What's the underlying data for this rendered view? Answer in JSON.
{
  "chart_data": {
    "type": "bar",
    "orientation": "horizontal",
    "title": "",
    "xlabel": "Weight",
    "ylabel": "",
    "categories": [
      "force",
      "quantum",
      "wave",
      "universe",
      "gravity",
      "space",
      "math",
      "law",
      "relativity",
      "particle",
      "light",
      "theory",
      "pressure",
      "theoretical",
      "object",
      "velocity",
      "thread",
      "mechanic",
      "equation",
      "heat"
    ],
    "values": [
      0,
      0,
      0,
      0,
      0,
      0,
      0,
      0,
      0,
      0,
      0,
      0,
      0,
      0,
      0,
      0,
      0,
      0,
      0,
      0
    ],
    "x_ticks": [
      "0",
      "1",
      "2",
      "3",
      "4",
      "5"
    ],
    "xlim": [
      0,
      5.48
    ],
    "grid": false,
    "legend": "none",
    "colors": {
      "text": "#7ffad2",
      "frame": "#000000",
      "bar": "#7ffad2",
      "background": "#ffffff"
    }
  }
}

▶ Prompt
Retype all the material above precisely, with no line left out.

▶ The response
What's the underlying data for this rendered view? Answer in JSON.
{
  "chart_data": {
    "type": "bar",
    "orientation": "horizontal",
    "title": "",
    "xlabel": "Weight",
    "ylabel": "",
    "categories": [
      "force",
      "quantum",
      "wave",
      "universe",
      "gravity",
      "space",
      "math",
      "law",
      "relativity",
      "particle",
      "light",
      "theory",
      "pressure",
      "theoretical",
      "object",
      "velocity",
      "thread",
      "mechanic",
      "equation",
      "heat"
    ],
    "values": [
      0,
      0,
      0,
      0,
      0,
      0,
      0,
      0,
      0,
      0,
      0,
      0,
      0,
      0,
      0,
      0,
      0,
      0,
      0,
      0
    ],
    "x_ticks": [
      "0",
      "1",
      "2",
      "3",
      "4",
      "5"
    ],
    "xlim": [
      0,
      5.48
    ],
    "grid": false,
    "legend": "none",
    "colors": {
      "text": "#7ffad2",
      "frame": "#000000",
      "bar": "#7ffad2",
      "background": "#ffffff"
    }
  }
}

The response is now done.